-- ТЕКСТ ДОКУМЕНТА --

1-7. Страна советских красок
8 июля 1994
«Нет! – и конформисты» как опыт мирного сосуществования
Выставка «Нет! – и конформисты», ГРМ
Несмотря на активное участие Русского музея, выставка «Нет! – и конформисты» – в основном детище одного человека, главы Польского фонда современного искусства Петра Новицкого, который в 1987 году посетил Москву и так воодушевился увиденным в мастерских «ярых авангардистов», что вот уже на протяжении пятнадцати лет старательно знакомит польского зрителя с «настоящим» советским искусством. Первоначальная цель этой экспозиции, показанной сперва в Варшаве, а уже потом переехавшей в Санкт-Петербург, – сопоставить конформизм и нонконформизм 1950–1980‐х годов, доказав тем самым не победу одного над другим, а некое взаимопроникновение этих двух антагонистических направлений. Но если в Петербурге эта концепция может быть легко принята зрителем, которому не в новинку перетасовывать историю своего искусства в угоду «иному взгляду», то в Варшаве выставка была исполнена лишь просветительского пафоса. Комплекс обиды на Старшего Брата – такая же составляющая этой выставки, как и собственно произведения именитых художников. Петр Новицкий предлагает своим соотечественникам убедиться наконец в том, что в России не все так плохо и что от них просто многое скрывали.
Пафосом убеждения проникнут и каталог выставки – огромный трехъязычный фолиант, насыщенный массой информации, советскими газетными статьями, эссе свидетелей становления неофициального искусства и воспоминаниями самих его творцов. Это своего рода каталог-учебник, где подробно рассказано об истории и развитии советского авангарда, о культуре андерграунда, о вечном русском конформизме и его преодолении. Но, кажется, что практически все эти статьи написаны в духе конца 1980‐х, когда поиски исторической правды были символом времени. Сегодня же они почти безнадежно устарели. В то же время совершенно бесспорным достоинством этого издания является подробнейшая «Хроника художественных событий 1947–1991 годов», которая может использоваться как вполне заслуживающий доверия справочник.
Перемена места и, что особенно важно, перемена зрителя позволила выставке полностью сменить ориентацию. В контексте сегодняшней художественной ситуации Санкт-Петербурга, когда имперское искусство – будь то сталинский классицизм «Агитации за счастье» или придворная культура «Николая и Александры» – становится предметом серьезных дискуссий и привлекает наибольшее количество зрителей, эта выставка из Польши также приобретает несколько имперский характер.
Советская империя периода упадка, воплощенная в работах как именитых соцреалистов, так и не менее именитых теперь авангардистов, предстает достойной хранительницей традиции. Недаром открывают выставку блестящие работы Владимира Некрасова, Марины Волковой, Макса Бирштейна, которые, конечно, являются больше продолжением предшествующей ей «Агитации за счастье», чем символом начала брежневского двадцатилетия. Не в хронологической точности и не в прямых параллелях и аналогиях достоинства этой экспозиции. Для петербургского зрителя оказалась особо ценной искусственно созданная атмосфера единого художественного пространства. Путь от Михаила Аникушина до Дмитрия Врубеля оказался не так далек, а игра в «общее искусство» – увлекательной и чрезвычайно заманчивой.

-- ЧТО СДЕЛАТЬ A --
Перепишите кусок из текста о выставке без изменений: начните с места, где стоят слова «Советская империя периода», и закончите после слов «и чрезвычайно заманчивой.».
-- ЧТО СДЕЛАТЬ B --
Почему, судя по тексту о выставке, статьи в ее каталоге сегодня почти безнадежно устарели? Объясните в одном–трех предложениях.

-- ИСХОДНЫЕ ДАННЫЕ --
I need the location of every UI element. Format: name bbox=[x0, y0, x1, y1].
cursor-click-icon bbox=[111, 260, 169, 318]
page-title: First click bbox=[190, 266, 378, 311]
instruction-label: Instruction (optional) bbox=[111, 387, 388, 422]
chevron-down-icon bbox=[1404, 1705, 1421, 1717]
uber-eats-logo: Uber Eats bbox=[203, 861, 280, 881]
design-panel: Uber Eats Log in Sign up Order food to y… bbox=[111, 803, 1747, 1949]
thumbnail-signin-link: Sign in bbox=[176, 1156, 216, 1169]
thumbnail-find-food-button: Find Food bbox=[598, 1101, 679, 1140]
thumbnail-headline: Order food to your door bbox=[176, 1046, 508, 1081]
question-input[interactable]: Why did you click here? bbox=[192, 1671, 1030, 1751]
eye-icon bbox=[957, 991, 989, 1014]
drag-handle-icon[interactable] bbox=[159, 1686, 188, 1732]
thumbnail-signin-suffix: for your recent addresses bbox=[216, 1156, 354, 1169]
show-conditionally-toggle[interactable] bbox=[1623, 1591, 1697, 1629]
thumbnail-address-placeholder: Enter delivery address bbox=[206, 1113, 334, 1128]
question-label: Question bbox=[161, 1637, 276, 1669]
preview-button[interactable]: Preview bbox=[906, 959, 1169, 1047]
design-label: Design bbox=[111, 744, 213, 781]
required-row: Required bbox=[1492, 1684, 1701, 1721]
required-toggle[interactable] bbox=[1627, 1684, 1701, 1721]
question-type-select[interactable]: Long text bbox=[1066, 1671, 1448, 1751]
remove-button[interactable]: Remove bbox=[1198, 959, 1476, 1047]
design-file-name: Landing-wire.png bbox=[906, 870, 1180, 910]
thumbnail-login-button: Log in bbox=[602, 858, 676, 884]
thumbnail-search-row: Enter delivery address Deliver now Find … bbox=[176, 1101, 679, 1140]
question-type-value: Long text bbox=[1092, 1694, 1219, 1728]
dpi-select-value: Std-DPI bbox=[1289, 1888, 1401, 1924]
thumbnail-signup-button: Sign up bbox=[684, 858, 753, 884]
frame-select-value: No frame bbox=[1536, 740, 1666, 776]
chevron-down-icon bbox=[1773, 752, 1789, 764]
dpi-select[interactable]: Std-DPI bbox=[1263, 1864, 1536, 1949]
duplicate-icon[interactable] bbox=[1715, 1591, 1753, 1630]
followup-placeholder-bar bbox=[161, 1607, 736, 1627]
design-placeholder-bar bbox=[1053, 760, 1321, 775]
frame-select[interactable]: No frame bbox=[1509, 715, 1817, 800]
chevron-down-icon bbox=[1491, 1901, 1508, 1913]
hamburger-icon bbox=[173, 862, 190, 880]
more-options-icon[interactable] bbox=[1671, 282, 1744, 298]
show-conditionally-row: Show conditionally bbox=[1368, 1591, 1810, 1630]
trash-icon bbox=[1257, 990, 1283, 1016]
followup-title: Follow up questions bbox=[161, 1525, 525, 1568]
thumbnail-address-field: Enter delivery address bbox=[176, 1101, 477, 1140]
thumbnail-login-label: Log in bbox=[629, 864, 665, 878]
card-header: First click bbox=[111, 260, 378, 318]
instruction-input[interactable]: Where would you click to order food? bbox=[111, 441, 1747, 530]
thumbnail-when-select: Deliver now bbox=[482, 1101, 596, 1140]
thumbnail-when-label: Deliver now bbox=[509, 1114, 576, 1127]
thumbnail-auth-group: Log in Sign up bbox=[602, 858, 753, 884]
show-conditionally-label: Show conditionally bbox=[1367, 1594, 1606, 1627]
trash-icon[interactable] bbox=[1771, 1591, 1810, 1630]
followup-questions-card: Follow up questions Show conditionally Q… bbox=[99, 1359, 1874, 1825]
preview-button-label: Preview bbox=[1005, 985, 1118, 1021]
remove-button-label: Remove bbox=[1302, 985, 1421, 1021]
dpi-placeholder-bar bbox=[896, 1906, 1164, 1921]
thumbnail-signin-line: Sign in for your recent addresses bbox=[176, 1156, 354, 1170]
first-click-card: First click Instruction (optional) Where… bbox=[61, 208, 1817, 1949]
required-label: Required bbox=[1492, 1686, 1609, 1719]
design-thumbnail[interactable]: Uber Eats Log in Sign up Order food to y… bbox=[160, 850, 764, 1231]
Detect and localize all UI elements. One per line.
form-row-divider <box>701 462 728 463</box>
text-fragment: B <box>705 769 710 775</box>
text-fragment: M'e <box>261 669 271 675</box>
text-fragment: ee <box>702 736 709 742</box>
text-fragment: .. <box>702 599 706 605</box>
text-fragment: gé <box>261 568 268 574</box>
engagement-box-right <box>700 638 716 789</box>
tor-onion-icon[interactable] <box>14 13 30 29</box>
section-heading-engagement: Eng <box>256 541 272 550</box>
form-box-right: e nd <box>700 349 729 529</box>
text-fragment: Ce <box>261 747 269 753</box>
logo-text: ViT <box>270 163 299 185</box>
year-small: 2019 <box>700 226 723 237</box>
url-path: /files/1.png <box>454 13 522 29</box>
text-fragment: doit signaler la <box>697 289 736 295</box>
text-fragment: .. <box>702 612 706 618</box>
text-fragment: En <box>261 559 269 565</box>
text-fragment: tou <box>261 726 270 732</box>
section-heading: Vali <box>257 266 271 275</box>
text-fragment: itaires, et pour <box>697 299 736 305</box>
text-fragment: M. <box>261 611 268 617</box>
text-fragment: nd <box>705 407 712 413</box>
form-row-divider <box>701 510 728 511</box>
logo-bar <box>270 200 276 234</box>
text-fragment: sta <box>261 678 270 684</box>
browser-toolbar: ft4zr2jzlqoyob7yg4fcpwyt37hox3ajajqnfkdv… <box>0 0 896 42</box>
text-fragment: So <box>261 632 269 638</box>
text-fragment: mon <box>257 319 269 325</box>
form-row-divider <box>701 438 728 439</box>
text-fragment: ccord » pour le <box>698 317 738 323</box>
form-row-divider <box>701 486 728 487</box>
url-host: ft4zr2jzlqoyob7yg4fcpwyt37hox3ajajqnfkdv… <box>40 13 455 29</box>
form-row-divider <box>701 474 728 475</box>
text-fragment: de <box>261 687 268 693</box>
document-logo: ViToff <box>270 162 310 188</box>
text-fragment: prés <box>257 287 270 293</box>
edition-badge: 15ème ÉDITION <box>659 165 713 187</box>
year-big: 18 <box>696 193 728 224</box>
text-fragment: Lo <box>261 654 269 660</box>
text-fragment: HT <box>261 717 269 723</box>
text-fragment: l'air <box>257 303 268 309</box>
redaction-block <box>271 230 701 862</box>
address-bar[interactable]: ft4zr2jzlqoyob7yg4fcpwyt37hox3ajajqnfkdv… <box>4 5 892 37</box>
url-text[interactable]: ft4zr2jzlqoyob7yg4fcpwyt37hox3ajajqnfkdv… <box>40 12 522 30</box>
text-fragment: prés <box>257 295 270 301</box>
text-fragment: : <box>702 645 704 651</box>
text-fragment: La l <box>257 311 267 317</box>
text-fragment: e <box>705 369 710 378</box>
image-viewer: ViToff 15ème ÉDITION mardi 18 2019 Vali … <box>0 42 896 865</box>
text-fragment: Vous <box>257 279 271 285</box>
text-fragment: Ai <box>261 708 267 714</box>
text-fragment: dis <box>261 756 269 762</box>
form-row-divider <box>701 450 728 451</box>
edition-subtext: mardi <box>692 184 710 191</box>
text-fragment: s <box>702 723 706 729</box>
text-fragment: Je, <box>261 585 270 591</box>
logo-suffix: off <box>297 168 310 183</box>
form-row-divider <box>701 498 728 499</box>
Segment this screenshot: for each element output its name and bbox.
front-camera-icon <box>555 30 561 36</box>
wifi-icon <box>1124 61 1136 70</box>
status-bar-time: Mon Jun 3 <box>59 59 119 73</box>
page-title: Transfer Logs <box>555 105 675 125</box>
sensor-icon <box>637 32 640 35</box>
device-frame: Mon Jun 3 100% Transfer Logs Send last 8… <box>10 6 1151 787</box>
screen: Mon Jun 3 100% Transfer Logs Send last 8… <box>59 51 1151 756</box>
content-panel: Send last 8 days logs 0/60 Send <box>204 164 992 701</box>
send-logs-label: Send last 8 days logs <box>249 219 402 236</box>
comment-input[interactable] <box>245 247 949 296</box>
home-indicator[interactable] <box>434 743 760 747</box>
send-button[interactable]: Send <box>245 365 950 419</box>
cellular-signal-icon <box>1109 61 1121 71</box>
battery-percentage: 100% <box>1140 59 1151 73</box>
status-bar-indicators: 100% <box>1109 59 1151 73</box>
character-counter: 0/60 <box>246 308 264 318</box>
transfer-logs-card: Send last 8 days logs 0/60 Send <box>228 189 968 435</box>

-- РЕЗУЛЬТАТ A --
Советская империя периода упадка, воплощенная в работах как именитых соцреалистов, так и не менее именитых теперь авангардистов, предстает достойной хранительницей традиции. Недаром открывают выставку блестящие работы Владимира Некрасова, Марины Волковой, Макса Бирштейна, которые, конечно, являются больше продолжением предшествующей ей «Агитации за счастье», чем символом начала брежневского двадцатилетия. Не в хронологической точности и не в прямых параллелях и аналогиях достоинства этой экспозиции. Для петербургского зрителя оказалась особо ценной искусственно созданная атмосфера единого художественного пространства. Путь от Михаила Аникушина до Дмитрия Врубеля оказался не так далек, а игра в «общее искусство» – увлекательной и чрезвычайно заманчивой.

-- РЕЗУЛЬТАТ B --
Почти все эти статьи написаны в духе конца 1980‐х годов. Тогда символом времени были поиски исторической правды.